-------- Supplied entries --------
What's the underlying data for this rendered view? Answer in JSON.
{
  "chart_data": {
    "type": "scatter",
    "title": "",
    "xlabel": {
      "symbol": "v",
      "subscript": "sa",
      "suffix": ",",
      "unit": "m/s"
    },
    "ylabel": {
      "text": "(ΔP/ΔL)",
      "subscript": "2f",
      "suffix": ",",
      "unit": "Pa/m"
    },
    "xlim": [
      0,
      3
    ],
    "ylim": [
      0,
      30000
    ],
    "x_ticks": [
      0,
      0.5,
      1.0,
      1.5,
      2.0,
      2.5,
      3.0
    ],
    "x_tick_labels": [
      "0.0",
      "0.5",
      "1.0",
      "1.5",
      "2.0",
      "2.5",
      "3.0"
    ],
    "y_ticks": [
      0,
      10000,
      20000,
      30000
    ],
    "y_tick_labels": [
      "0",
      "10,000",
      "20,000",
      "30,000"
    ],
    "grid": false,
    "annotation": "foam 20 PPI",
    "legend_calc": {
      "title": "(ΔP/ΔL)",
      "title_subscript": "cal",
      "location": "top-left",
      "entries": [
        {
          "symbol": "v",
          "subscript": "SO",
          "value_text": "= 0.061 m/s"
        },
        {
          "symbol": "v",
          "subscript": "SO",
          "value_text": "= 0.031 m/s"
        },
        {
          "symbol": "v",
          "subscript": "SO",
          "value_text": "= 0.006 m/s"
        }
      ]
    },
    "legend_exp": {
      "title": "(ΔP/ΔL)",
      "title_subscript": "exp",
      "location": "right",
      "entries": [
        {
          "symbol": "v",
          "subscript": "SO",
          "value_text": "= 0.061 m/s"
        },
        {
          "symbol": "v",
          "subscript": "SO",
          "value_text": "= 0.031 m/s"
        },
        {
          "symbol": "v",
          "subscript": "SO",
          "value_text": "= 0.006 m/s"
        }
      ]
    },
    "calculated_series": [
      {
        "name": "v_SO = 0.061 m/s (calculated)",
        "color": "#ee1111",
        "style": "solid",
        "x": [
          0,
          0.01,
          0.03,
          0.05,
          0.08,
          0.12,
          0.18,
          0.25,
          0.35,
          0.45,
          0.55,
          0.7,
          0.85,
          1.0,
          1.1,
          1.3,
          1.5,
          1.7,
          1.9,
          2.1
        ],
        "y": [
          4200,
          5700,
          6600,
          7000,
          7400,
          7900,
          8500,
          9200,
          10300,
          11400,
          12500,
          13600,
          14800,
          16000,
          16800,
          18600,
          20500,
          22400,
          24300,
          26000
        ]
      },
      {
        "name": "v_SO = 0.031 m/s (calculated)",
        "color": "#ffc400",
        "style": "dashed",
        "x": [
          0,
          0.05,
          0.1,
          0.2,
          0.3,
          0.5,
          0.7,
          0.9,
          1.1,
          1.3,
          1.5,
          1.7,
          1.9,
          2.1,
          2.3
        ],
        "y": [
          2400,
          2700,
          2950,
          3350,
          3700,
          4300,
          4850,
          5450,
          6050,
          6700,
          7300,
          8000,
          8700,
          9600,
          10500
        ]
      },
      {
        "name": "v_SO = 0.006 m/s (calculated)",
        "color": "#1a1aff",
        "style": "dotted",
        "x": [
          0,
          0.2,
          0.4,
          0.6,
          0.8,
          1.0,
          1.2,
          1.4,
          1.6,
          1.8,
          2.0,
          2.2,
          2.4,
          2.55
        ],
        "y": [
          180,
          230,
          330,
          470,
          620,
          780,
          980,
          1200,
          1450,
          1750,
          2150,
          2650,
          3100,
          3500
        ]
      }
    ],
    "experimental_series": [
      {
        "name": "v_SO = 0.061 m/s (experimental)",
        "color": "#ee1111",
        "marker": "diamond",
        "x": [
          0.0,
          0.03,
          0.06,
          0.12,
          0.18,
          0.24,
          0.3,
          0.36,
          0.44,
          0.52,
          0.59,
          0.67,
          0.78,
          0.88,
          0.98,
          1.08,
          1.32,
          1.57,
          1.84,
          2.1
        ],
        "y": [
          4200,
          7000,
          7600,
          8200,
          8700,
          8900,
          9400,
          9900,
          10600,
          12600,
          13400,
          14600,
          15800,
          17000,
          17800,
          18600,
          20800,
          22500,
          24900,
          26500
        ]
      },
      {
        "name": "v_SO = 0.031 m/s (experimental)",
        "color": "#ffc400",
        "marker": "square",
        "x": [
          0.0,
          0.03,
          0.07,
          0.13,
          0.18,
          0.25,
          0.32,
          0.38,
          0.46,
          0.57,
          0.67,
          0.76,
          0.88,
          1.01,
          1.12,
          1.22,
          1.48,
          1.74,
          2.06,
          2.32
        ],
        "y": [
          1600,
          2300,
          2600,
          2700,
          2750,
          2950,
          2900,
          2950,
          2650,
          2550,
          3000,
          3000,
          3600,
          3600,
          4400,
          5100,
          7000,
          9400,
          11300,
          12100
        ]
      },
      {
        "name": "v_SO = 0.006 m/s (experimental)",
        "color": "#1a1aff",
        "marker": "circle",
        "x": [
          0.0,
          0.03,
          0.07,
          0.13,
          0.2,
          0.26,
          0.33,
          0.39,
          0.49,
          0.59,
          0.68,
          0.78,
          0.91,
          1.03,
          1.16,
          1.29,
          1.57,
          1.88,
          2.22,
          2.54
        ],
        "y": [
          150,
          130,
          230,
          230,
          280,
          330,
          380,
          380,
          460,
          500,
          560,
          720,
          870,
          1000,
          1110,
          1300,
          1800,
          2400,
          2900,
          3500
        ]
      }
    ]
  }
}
--------
Exercise aim: Give the data again, exactly as it stands.

Task solution:
What's the underlying data for this rendered view? Answer in JSON.
{
  "chart_data": {
    "type": "scatter",
    "title": "",
    "xlabel": {
      "symbol": "v",
      "subscript": "sa",
      "suffix": ",",
      "unit": "m/s"
    },
    "ylabel": {
      "text": "(ΔP/ΔL)",
      "subscript": "2f",
      "suffix": ",",
      "unit": "Pa/m"
    },
    "xlim": [
      0,
      3
    ],
    "ylim": [
      0,
      30000
    ],
    "x_ticks": [
      0,
      0.5,
      1.0,
      1.5,
      2.0,
      2.5,
      3.0
    ],
    "x_tick_labels": [
      "0.0",
      "0.5",
      "1.0",
      "1.5",
      "2.0",
      "2.5",
      "3.0"
    ],
    "y_ticks": [
      0,
      10000,
      20000,
      30000
    ],
    "y_tick_labels": [
      "0",
      "10,000",
      "20,000",
      "30,000"
    ],
    "grid": false,
    "annotation": "foam 20 PPI",
    "legend_calc": {
      "title": "(ΔP/ΔL)",
      "title_subscript": "cal",
      "location": "top-left",
      "entries": [
        {
          "symbol": "v",
          "subscript": "SO",
          "value_text": "= 0.061 m/s"
        },
        {
          "symbol": "v",
          "subscript": "SO",
          "value_text": "= 0.031 m/s"
        },
        {
          "symbol": "v",
          "subscript": "SO",
          "value_text": "= 0.006 m/s"
        }
      ]
    },
    "legend_exp": {
      "title": "(ΔP/ΔL)",
      "title_subscript": "exp",
      "location": "right",
      "entries": [
        {
          "symbol": "v",
          "subscript": "SO",
          "value_text": "= 0.061 m/s"
        },
        {
          "symbol": "v",
          "subscript": "SO",
          "value_text": "= 0.031 m/s"
        },
        {
          "symbol": "v",
          "subscript": "SO",
          "value_text": "= 0.006 m/s"
        }
      ]
    },
    "calculated_series": [
      {
        "name": "v_SO = 0.061 m/s (calculated)",
        "color": "#ee1111",
        "style": "solid",
        "x": [
          0,
          0.01,
          0.03,
          0.05,
          0.08,
          0.12,
          0.18,
          0.25,
          0.35,
          0.45,
          0.55,
          0.7,
          0.85,
          1.0,
          1.1,
          1.3,
          1.5,
          1.7,
          1.9,
          2.1
        ],
        "y": [
          4200,
          5700,
          6600,
          7000,
          7400,
          7900,
          8500,
          9200,
          10300,
          11400,
          12500,
          13600,
          14800,
          16000,
          16800,
          18600,
          20500,
          22400,
          24300,
          26000
        ]
      },
      {
        "name": "v_SO = 0.031 m/s (calculated)",
        "color": "#ffc400",
        "style": "dashed",
        "x": [
          0,
          0.05,
          0.1,
          0.2,
          0.3,
          0.5,
          0.7,
          0.9,
          1.1,
          1.3,
          1.5,
          1.7,
          1.9,
          2.1,
          2.3
        ],
        "y": [
          2400,
          2700,
          2950,
          3350,
          3700,
          4300,
          4850,
          5450,
          6050,
          6700,
          7300,
          8000,
          8700,
          9600,
          10500
        ]
      },
      {
        "name": "v_SO = 0.006 m/s (calculated)",
        "color": "#1a1aff",
        "style": "dotted",
        "x": [
          0,
          0.2,
          0.4,
          0.6,
          0.8,
          1.0,
          1.2,
          1.4,
          1.6,
          1.8,
          2.0,
          2.2,
          2.4,
          2.55
        ],
        "y": [
          180,
          230,
          330,
          470,
          620,
          780,
          980,
          1200,
          1450,
          1750,
          2150,
          2650,
          3100,
          3500
        ]
      }
    ],
    "experimental_series": [
      {
        "name": "v_SO = 0.061 m/s (experimental)",
        "color": "#ee1111",
        "marker": "diamond",
        "x": [
          0.0,
          0.03,
          0.06,
          0.12,
          0.18,
          0.24,
          0.3,
          0.36,
          0.44,
          0.52,
          0.59,
          0.67,
          0.78,
          0.88,
          0.98,
          1.08,
          1.32,
          1.57,
          1.84,
          2.1
        ],
        "y": [
          4200,
          7000,
          7600,
          8200,
          8700,
          8900,
          9400,
          9900,
          10600,
          12600,
          13400,
          14600,
          15800,
          17000,
          17800,
          18600,
          20800,
          22500,
          24900,
          26500
        ]
      },
      {
        "name": "v_SO = 0.031 m/s (experimental)",
        "color": "#ffc400",
        "marker": "square",
        "x": [
          0.0,
          0.03,
          0.07,
          0.13,
          0.18,
          0.25,
          0.32,
          0.38,
          0.46,
          0.57,
          0.67,
          0.76,
          0.88,
          1.01,
          1.12,
          1.22,
          1.48,
          1.74,
          2.06,
          2.32
        ],
        "y": [
          1600,
          2300,
          2600,
          2700,
          2750,
          2950,
          2900,
          2950,
          2650,
          2550,
          3000,
          3000,
          3600,
          3600,
          4400,
          5100,
          7000,
          9400,
          11300,
          12100
        ]
      },
      {
        "name": "v_SO = 0.006 m/s (experimental)",
        "color": "#1a1aff",
        "marker": "circle",
        "x": [
          0.0,
          0.03,
          0.07,
          0.13,
          0.2,
          0.26,
          0.33,
          0.39,
          0.49,
          0.59,
          0.68,
          0.78,
          0.91,
          1.03,
          1.16,
          1.29,
          1.57,
          1.88,
          2.22,
          2.54
        ],
        "y": [
          150,
          130,
          230,
          230,
          280,
          330,
          380,
          380,
          460,
          500,
          560,
          720,
          870,
          1000,
          1110,
          1300,
          1800,
          2400,
          2900,
          3500
        ]
      }
    ]
  }
}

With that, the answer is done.